Do this: Exact repetition of every entry is required.
══════════════════════════════
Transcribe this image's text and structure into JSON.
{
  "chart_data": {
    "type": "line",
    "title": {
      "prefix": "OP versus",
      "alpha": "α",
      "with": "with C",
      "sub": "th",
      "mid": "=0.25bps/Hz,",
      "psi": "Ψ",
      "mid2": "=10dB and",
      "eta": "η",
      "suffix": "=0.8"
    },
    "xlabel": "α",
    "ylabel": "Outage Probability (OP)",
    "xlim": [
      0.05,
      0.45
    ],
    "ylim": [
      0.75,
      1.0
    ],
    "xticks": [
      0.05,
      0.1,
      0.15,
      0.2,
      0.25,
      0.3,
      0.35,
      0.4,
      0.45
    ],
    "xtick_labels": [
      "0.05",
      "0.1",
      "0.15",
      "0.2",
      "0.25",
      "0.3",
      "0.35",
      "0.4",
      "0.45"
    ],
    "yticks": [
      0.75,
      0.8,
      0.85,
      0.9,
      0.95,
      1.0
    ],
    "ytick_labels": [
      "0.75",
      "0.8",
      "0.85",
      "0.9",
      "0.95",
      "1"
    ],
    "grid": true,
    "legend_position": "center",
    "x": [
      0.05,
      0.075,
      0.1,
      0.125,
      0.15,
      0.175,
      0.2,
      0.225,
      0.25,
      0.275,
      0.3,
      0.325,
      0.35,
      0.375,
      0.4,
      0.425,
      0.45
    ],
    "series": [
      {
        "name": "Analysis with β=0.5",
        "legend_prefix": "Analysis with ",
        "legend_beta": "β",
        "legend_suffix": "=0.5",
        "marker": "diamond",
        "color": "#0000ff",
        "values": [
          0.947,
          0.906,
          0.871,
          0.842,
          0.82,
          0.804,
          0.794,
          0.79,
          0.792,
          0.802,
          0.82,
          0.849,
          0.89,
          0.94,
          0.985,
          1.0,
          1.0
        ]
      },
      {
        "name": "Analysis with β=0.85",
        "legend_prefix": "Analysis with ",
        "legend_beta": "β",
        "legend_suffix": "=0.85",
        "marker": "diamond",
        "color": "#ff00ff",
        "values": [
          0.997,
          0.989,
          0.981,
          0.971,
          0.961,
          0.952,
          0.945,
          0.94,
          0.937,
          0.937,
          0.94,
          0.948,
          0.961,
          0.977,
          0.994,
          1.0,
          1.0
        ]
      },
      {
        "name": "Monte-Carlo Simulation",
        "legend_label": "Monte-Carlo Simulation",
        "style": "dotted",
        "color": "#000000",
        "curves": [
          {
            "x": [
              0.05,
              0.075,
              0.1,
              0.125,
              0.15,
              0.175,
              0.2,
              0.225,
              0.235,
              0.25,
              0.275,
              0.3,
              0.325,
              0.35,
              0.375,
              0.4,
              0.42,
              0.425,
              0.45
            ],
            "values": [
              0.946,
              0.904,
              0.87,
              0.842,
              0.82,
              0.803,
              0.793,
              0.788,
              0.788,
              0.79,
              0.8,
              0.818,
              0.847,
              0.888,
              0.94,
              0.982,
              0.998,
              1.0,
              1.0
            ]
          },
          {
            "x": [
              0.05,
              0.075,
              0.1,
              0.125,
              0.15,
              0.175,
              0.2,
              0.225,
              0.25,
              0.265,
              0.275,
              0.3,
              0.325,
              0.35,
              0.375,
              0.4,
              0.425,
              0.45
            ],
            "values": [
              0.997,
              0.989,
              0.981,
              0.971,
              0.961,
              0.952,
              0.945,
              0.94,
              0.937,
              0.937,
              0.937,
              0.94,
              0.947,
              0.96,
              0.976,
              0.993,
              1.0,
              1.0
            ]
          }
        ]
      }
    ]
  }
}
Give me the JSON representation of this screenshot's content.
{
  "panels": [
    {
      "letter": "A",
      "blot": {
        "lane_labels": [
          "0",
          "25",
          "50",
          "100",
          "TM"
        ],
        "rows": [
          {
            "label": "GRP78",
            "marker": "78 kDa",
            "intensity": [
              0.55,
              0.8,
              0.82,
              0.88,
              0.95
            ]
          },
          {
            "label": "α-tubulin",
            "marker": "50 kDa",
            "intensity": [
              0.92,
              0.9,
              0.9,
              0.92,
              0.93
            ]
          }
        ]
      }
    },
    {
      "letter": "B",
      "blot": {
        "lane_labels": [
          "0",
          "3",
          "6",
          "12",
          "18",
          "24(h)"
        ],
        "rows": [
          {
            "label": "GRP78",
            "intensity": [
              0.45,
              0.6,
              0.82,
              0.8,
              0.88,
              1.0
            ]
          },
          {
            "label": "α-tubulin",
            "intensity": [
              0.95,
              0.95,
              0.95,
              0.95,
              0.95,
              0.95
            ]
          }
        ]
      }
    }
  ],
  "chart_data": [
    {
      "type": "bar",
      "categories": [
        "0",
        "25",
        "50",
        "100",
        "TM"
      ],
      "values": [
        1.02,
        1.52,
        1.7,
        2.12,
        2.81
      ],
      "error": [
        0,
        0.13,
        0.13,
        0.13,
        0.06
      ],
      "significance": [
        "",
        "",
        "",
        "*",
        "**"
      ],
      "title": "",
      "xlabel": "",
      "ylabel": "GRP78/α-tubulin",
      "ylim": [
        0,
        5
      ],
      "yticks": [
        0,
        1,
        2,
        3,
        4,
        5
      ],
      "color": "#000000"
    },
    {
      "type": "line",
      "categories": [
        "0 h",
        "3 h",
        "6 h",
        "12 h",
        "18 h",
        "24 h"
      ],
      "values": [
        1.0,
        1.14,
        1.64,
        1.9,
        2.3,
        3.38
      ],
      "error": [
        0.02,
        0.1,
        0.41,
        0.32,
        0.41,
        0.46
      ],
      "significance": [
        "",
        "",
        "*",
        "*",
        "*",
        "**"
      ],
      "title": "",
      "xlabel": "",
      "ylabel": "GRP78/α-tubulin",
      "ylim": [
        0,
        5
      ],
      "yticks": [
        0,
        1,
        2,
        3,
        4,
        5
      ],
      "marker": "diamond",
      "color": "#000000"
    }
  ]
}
══════════════════════════════
Task answer:
Transcribe this image's text and structure into JSON.
{
  "chart_data": {
    "type": "line",
    "title": {
      "prefix": "OP versus",
      "alpha": "α",
      "with": "with C",
      "sub": "th",
      "mid": "=0.25bps/Hz,",
      "psi": "Ψ",
      "mid2": "=10dB and",
      "eta": "η",
      "suffix": "=0.8"
    },
    "xlabel": "α",
    "ylabel": "Outage Probability (OP)",
    "xlim": [
      0.05,
      0.45
    ],
    "ylim": [
      0.75,
      1.0
    ],
    "xticks": [
      0.05,
      0.1,
      0.15,
      0.2,
      0.25,
      0.3,
      0.35,
      0.4,
      0.45
    ],
    "xtick_labels": [
      "0.05",
      "0.1",
      "0.15",
      "0.2",
      "0.25",
      "0.3",
      "0.35",
      "0.4",
      "0.45"
    ],
    "yticks": [
      0.75,
      0.8,
      0.85,
      0.9,
      0.95,
      1.0
    ],
    "ytick_labels": [
      "0.75",
      "0.8",
      "0.85",
      "0.9",
      "0.95",
      "1"
    ],
    "grid": true,
    "legend_position": "center",
    "x": [
      0.05,
      0.075,
      0.1,
      0.125,
      0.15,
      0.175,
      0.2,
      0.225,
      0.25,
      0.275,
      0.3,
      0.325,
      0.35,
      0.375,
      0.4,
      0.425,
      0.45
    ],
    "series": [
      {
        "name": "Analysis with β=0.5",
        "legend_prefix": "Analysis with ",
        "legend_beta": "β",
        "legend_suffix": "=0.5",
        "marker": "diamond",
        "color": "#0000ff",
        "values": [
          0.947,
          0.906,
          0.871,
          0.842,
          0.82,
          0.804,
          0.794,
          0.79,
          0.792,
          0.802,
          0.82,
          0.849,
          0.89,
          0.94,
          0.985,
          1.0,
          1.0
        ]
      },
      {
        "name": "Analysis with β=0.85",
        "legend_prefix": "Analysis with ",
        "legend_beta": "β",
        "legend_suffix": "=0.85",
        "marker": "diamond",
        "color": "#ff00ff",
        "values": [
          0.997,
          0.989,
          0.981,
          0.971,
          0.961,
          0.952,
          0.945,
          0.94,
          0.937,
          0.937,
          0.94,
          0.948,
          0.961,
          0.977,
          0.994,
          1.0,
          1.0
        ]
      },
      {
        "name": "Monte-Carlo Simulation",
        "legend_label": "Monte-Carlo Simulation",
        "style": "dotted",
        "color": "#000000",
        "curves": [
          {
            "x": [
              0.05,
              0.075,
              0.1,
              0.125,
              0.15,
              0.175,
              0.2,
              0.225,
              0.235,
              0.25,
              0.275,
              0.3,
              0.325,
              0.35,
              0.375,
              0.4,
              0.42,
              0.425,
              0.45
            ],
            "values": [
              0.946,
              0.904,
              0.87,
              0.842,
              0.82,
              0.803,
              0.793,
              0.788,
              0.788,
              0.79,
              0.8,
              0.818,
              0.847,
              0.888,
              0.94,
              0.982,
              0.998,
              1.0,
              1.0
            ]
          },
          {
            "x": [
              0.05,
              0.075,
              0.1,
              0.125,
              0.15,
              0.175,
              0.2,
              0.225,
              0.25,
              0.265,
              0.275,
              0.3,
              0.325,
              0.35,
              0.375,
              0.4,
              0.425,
              0.45
            ],
            "values": [
              0.997,
              0.989,
              0.981,
              0.971,
              0.961,
              0.952,
              0.945,
              0.94,
              0.937,
              0.937,
              0.937,
              0.94,
              0.947,
              0.96,
              0.976,
              0.993,
              1.0,
              1.0
            ]
          }
        ]
      }
    ]
  }
}
Give me the JSON representation of this screenshot's content.
{
  "panels": [
    {
      "letter": "A",
      "blot": {
        "lane_labels": [
          "0",
          "25",
          "50",
          "100",
          "TM"
        ],
        "rows": [
          {
            "label": "GRP78",
            "marker": "78 kDa",
            "intensity": [
              0.55,
              0.8,
              0.82,
              0.88,
              0.95
            ]
          },
          {
            "label": "α-tubulin",
            "marker": "50 kDa",
            "intensity": [
              0.92,
              0.9,
              0.9,
              0.92,
              0.93
            ]
          }
        ]
      }
    },
    {
      "letter": "B",
      "blot": {
        "lane_labels": [
          "0",
          "3",
          "6",
          "12",
          "18",
          "24(h)"
        ],
        "rows": [
          {
            "label": "GRP78",
            "intensity": [
              0.45,
              0.6,
              0.82,
              0.8,
              0.88,
              1.0
            ]
          },
          {
            "label": "α-tubulin",
            "intensity": [
              0.95,
              0.95,
              0.95,
              0.95,
              0.95,
              0.95
            ]
          }
        ]
      }
    }
  ],
  "chart_data": [
    {
      "type": "bar",
      "categories": [
        "0",
        "25",
        "50",
        "100",
        "TM"
      ],
      "values": [
        1.02,
        1.52,
        1.7,
        2.12,
        2.81
      ],
      "error": [
        0,
        0.13,
        0.13,
        0.13,
        0.06
      ],
      "significance": [
        "",
        "",
        "",
        "*",
        "**"
      ],
      "title": "",
      "xlabel": "",
      "ylabel": "GRP78/α-tubulin",
      "ylim": [
        0,
        5
      ],
      "yticks": [
        0,
        1,
        2,
        3,
        4,
        5
      ],
      "color": "#000000"
    },
    {
      "type": "line",
      "categories": [
        "0 h",
        "3 h",
        "6 h",
        "12 h",
        "18 h",
        "24 h"
      ],
      "values": [
        1.0,
        1.14,
        1.64,
        1.9,
        2.3,
        3.38
      ],
      "error": [
        0.02,
        0.1,
        0.41,
        0.32,
        0.41,
        0.46
      ],
      "significance": [
        "",
        "",
        "*",
        "*",
        "*",
        "**"
      ],
      "title": "",
      "xlabel": "",
      "ylabel": "GRP78/α-tubulin",
      "ylim": [
        0,
        5
      ],
      "yticks": [
        0,
        1,
        2,
        3,
        4,
        5
      ],
      "marker": "diamond",
      "color": "#000000"
    }
  ]
}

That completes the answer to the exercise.